-- begin --
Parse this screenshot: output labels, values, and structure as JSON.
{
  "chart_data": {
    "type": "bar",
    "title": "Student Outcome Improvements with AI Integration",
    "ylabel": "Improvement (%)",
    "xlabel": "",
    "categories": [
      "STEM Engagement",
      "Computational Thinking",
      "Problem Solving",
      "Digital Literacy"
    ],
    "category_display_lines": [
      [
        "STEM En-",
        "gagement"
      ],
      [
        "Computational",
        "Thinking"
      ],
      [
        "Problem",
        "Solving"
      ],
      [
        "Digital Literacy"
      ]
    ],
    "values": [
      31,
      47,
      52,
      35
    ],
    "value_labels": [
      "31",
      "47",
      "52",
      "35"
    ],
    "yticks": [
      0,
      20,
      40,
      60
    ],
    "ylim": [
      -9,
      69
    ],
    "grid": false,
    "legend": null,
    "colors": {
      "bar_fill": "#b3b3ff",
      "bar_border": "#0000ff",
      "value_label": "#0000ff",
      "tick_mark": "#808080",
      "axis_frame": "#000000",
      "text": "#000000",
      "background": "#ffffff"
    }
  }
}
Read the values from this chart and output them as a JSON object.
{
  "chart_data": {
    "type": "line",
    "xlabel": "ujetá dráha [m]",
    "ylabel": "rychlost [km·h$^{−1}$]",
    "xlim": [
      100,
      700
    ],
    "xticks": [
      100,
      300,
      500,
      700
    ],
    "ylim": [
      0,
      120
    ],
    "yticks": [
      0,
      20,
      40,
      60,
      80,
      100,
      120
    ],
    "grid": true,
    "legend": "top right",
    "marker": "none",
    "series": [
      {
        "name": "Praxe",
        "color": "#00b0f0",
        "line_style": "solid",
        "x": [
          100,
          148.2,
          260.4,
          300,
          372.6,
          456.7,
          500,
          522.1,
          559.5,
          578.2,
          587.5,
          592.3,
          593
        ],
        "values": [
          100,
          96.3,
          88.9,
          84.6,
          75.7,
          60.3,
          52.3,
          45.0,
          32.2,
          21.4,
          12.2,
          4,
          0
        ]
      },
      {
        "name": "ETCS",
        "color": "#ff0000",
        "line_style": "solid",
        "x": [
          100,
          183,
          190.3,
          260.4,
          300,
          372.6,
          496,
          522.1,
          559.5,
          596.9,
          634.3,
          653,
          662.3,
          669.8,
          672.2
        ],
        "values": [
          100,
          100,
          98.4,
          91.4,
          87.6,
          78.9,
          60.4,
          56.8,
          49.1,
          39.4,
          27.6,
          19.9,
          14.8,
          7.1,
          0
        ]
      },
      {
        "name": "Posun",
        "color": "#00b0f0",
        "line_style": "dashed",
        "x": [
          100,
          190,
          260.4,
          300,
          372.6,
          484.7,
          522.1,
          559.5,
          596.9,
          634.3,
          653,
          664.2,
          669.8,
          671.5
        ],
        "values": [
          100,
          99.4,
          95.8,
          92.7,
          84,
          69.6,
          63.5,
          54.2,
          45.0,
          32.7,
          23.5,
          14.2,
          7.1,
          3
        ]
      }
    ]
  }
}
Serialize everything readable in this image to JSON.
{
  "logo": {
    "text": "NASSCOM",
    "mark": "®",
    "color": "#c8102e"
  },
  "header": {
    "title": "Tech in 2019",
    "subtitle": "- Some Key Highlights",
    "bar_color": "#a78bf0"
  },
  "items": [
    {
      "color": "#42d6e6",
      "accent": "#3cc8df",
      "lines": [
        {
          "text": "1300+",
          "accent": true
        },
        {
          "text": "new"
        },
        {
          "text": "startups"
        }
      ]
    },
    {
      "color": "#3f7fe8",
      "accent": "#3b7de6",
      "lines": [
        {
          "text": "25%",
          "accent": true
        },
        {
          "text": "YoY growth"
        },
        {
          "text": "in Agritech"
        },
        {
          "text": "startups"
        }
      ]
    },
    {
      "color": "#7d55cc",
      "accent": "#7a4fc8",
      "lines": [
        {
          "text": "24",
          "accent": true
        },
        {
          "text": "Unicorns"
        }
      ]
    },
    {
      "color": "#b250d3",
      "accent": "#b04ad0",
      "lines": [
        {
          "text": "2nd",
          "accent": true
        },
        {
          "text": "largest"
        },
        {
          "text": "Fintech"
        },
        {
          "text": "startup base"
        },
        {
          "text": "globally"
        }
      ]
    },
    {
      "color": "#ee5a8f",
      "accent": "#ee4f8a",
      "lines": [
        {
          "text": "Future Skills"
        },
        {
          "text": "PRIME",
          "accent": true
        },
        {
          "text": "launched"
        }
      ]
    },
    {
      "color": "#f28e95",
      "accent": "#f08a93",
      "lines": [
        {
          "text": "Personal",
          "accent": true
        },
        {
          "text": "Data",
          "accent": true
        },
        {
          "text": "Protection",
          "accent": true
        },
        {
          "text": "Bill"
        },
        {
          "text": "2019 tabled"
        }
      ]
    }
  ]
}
-- end --
> [Given exercise]: Starting from the line with "Serialize everything readable" and ending with the final line of the data, quote every line exactly, both ends included.

> [Output of the exercise]:
Serialize everything readable in this image to JSON.
{
  "logo": {
    "text": "NASSCOM",
    "mark": "®",
    "color": "#c8102e"
  },
  "header": {
    "title": "Tech in 2019",
    "subtitle": "- Some Key Highlights",
    "bar_color": "#a78bf0"
  },
  "items": [
    {
      "color": "#42d6e6",
      "accent": "#3cc8df",
      "lines": [
        {
          "text": "1300+",
          "accent": true
        },
        {
          "text": "new"
        },
        {
          "text": "startups"
        }
      ]
    },
    {
      "color": "#3f7fe8",
      "accent": "#3b7de6",
      "lines": [
        {
          "text": "25%",
          "accent": true
        },
        {
          "text": "YoY growth"
        },
        {
          "text": "in Agritech"
        },
        {
          "text": "startups"
        }
      ]
    },
    {
      "color": "#7d55cc",
      "accent": "#7a4fc8",
      "lines": [
        {
          "text": "24",
          "accent": true
        },
        {
          "text": "Unicorns"
        }
      ]
    },
    {
      "color": "#b250d3",
      "accent": "#b04ad0",
      "lines": [
        {
          "text": "2nd",
          "accent": true
        },
        {
          "text": "largest"
        },
        {
          "text": "Fintech"
        },
        {
          "text": "startup base"
        },
        {
          "text": "globally"
        }
      ]
    },
    {
      "color": "#ee5a8f",
      "accent": "#ee4f8a",
      "lines": [
        {
          "text": "Future Skills"
        },
        {
          "text": "PRIME",
          "accent": true
        },
        {
          "text": "launched"
        }
      ]
    },
    {
      "color": "#f28e95",
      "accent": "#f08a93",
      "lines": [
        {
          "text": "Personal",
          "accent": true
        },
        {
          "text": "Data",
          "accent": true
        },
        {
          "text": "Protection",
          "accent": true
        },
        {
          "text": "Bill"
        },
        {
          "text": "2019 tabled"
        }
      ]
    }
  ]
}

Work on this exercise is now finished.